# DATA RECORDS start

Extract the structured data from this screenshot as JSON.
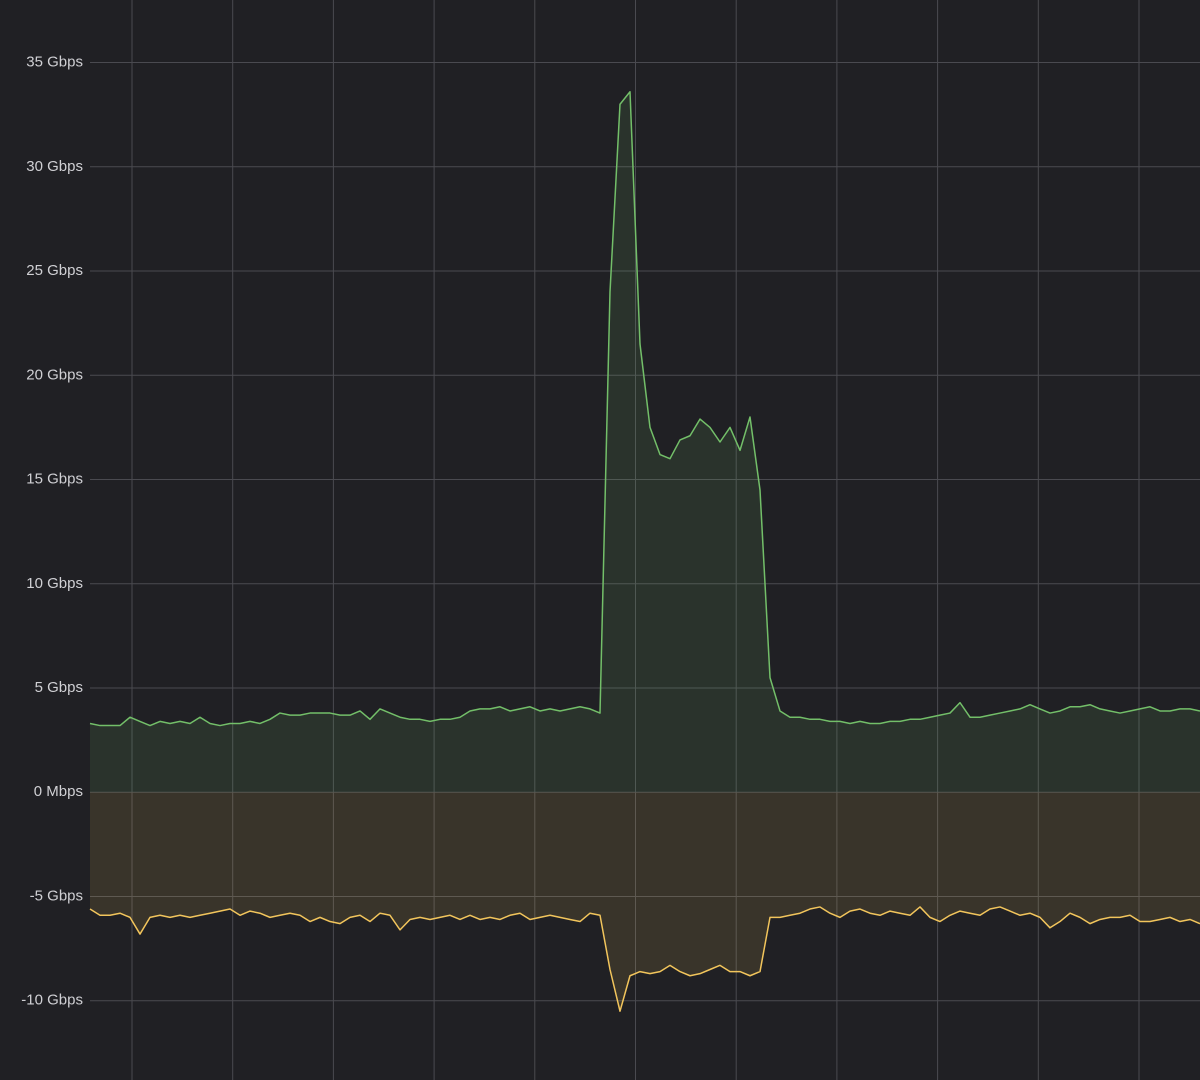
{
  "chart_data": {
    "type": "line",
    "ylim": [
      -13.8,
      38
    ],
    "yticks": [
      {
        "value": -10,
        "label": "-10 Gbps"
      },
      {
        "value": -5,
        "label": "-5 Gbps"
      },
      {
        "value": 0,
        "label": "0 Mbps"
      },
      {
        "value": 5,
        "label": "5 Gbps"
      },
      {
        "value": 10,
        "label": "10 Gbps"
      },
      {
        "value": 15,
        "label": "15 Gbps"
      },
      {
        "value": 20,
        "label": "20 Gbps"
      },
      {
        "value": 25,
        "label": "25 Gbps"
      },
      {
        "value": 30,
        "label": "30 Gbps"
      },
      {
        "value": 35,
        "label": "35 Gbps"
      }
    ],
    "grid": true,
    "fill": true,
    "series": [
      {
        "color": "#73bf69",
        "values": [
          3.3,
          3.2,
          3.2,
          3.2,
          3.6,
          3.4,
          3.2,
          3.4,
          3.3,
          3.4,
          3.3,
          3.6,
          3.3,
          3.2,
          3.3,
          3.3,
          3.4,
          3.3,
          3.5,
          3.8,
          3.7,
          3.7,
          3.8,
          3.8,
          3.8,
          3.7,
          3.7,
          3.9,
          3.5,
          4.0,
          3.8,
          3.6,
          3.5,
          3.5,
          3.4,
          3.5,
          3.5,
          3.6,
          3.9,
          4.0,
          4.0,
          4.1,
          3.9,
          4.0,
          4.1,
          3.9,
          4.0,
          3.9,
          4.0,
          4.1,
          4.0,
          3.8,
          24,
          33,
          33.6,
          21.5,
          17.5,
          16.2,
          16,
          16.9,
          17.1,
          17.9,
          17.5,
          16.8,
          17.5,
          16.4,
          18,
          14.5,
          5.5,
          3.9,
          3.6,
          3.6,
          3.5,
          3.5,
          3.4,
          3.4,
          3.3,
          3.4,
          3.3,
          3.3,
          3.4,
          3.4,
          3.5,
          3.5,
          3.6,
          3.7,
          3.8,
          4.3,
          3.6,
          3.6,
          3.7,
          3.8,
          3.9,
          4.0,
          4.2,
          4.0,
          3.8,
          3.9,
          4.1,
          4.1,
          4.2,
          4.0,
          3.9,
          3.8,
          3.9,
          4.0,
          4.1,
          3.9,
          3.9,
          4.0,
          4.0,
          3.9
        ]
      },
      {
        "color": "#f2c55c",
        "values": [
          -5.6,
          -5.9,
          -5.9,
          -5.8,
          -6.0,
          -6.8,
          -6.0,
          -5.9,
          -6.0,
          -5.9,
          -6.0,
          -5.9,
          -5.8,
          -5.7,
          -5.6,
          -5.9,
          -5.7,
          -5.8,
          -6.0,
          -5.9,
          -5.8,
          -5.9,
          -6.2,
          -6.0,
          -6.2,
          -6.3,
          -6.0,
          -5.9,
          -6.2,
          -5.8,
          -5.9,
          -6.6,
          -6.1,
          -6.0,
          -6.1,
          -6.0,
          -5.9,
          -6.1,
          -5.9,
          -6.1,
          -6.0,
          -6.1,
          -5.9,
          -5.8,
          -6.1,
          -6.0,
          -5.9,
          -6.0,
          -6.1,
          -6.2,
          -5.8,
          -5.9,
          -8.5,
          -10.5,
          -8.8,
          -8.6,
          -8.7,
          -8.6,
          -8.3,
          -8.6,
          -8.8,
          -8.7,
          -8.5,
          -8.3,
          -8.6,
          -8.6,
          -8.8,
          -8.6,
          -6.0,
          -6.0,
          -5.9,
          -5.8,
          -5.6,
          -5.5,
          -5.8,
          -6.0,
          -5.7,
          -5.6,
          -5.8,
          -5.9,
          -5.7,
          -5.8,
          -5.9,
          -5.5,
          -6.0,
          -6.2,
          -5.9,
          -5.7,
          -5.8,
          -5.9,
          -5.6,
          -5.5,
          -5.7,
          -5.9,
          -5.8,
          -6.0,
          -6.5,
          -6.2,
          -5.8,
          -6.0,
          -6.3,
          -6.1,
          -6.0,
          -6.0,
          -5.9,
          -6.2,
          -6.2,
          -6.1,
          -6.0,
          -6.2,
          -6.1,
          -6.3
        ]
      }
    ]
  }
}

# DATA RECORDS end

WHAT THIS TASK INVOLVES
Across the material above, how many lines include the string "label"? Only the number is wanted.

FINISHED ANSWER
10